Required work —
Repeat the records below exactly, leaving out any pictures.
****************
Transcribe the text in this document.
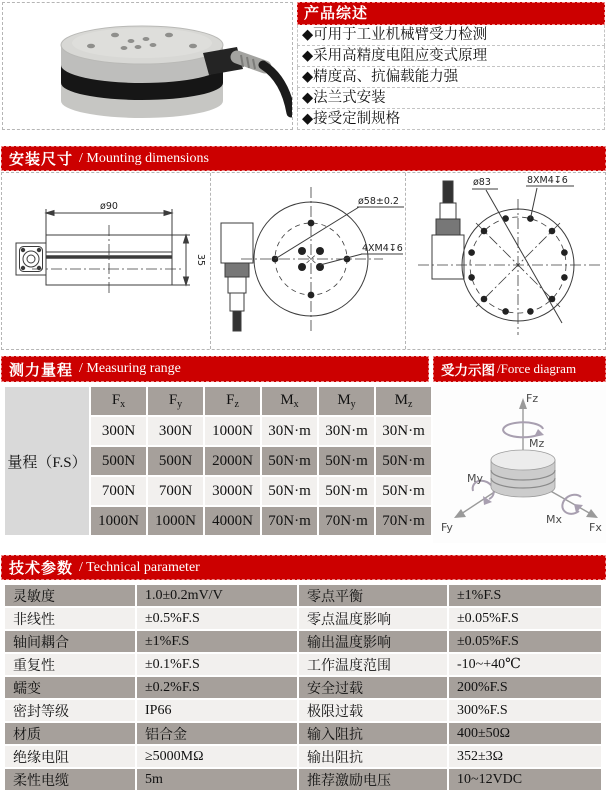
产品综述
◆可用于工业机械臂受力检测
◆采用高精度电阻应变式原理
◆精度高、抗偏载能力强
◆法兰式安装
◆接受定制规格
安装尺寸 / Mounting dimensions
ø90
35
ø58±0.2
4XM4↧6
ø83	8XM4↧6
测力量程 / Measuring range	受力示图 /Force diagram
量程（F.S）	$F_x$	$F_y$	$F_z$	$M_x$	$M_y$	$M_z$
	300N	300N	1000N	30N·m	30N·m	30N·m
	500N	500N	2000N	50N·m	50N·m	50N·m
	700N	700N	3000N	50N·m	50N·m	50N·m
	1000N	1000N	4000N	70N·m	70N·m	70N·m
Fz
Mz
My
Fy
Mx
Fx
技术参数 / Technical parameter
灵敏度	1.0±0.2mV/V	零点平衡	±1%F.S
非线性	±0.5%F.S	零点温度影响	±0.05%F.S
轴间耦合	±1%F.S	输出温度影响	±0.05%F.S
重复性	±0.1%F.S	工作温度范围	-10~+40℃
蠕变	±0.2%F.S	安全过载	200%F.S
密封等级	IP66	极限过载	300%F.S
材质	铝合金	输入阻抗	400±50Ω
绝缘电阻	≥5000MΩ	输出阻抗	352±3Ω
柔性电缆	5m	推荐激励电压	10~12VDC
****************
Solution for this problem —
Transcribe the text in this document.
产品综述
◆可用于工业机械臂受力检测
◆采用高精度电阻应变式原理
◆精度高、抗偏载能力强
◆法兰式安装
◆接受定制规格
安装尺寸 / Mounting dimensions
ø90
35
ø58±0.2
4XM4↧6
ø83	8XM4↧6
测力量程 / Measuring range	受力示图 /Force diagram
量程（F.S）	$F_x$	$F_y$	$F_z$	$M_x$	$M_y$	$M_z$
	300N	300N	1000N	30N·m	30N·m	30N·m
	500N	500N	2000N	50N·m	50N·m	50N·m
	700N	700N	3000N	50N·m	50N·m	50N·m
	1000N	1000N	4000N	70N·m	70N·m	70N·m
Fz
Mz
My
Fy
Mx
Fx
技术参数 / Technical parameter
灵敏度	1.0±0.2mV/V	零点平衡	±1%F.S
非线性	±0.5%F.S	零点温度影响	±0.05%F.S
轴间耦合	±1%F.S	输出温度影响	±0.05%F.S
重复性	±0.1%F.S	工作温度范围	-10~+40℃
蠕变	±0.2%F.S	安全过载	200%F.S
密封等级	IP66	极限过载	300%F.S
材质	铝合金	输入阻抗	400±50Ω
绝缘电阻	≥5000MΩ	输出阻抗	352±3Ω
柔性电缆	5m	推荐激励电压	10~12VDC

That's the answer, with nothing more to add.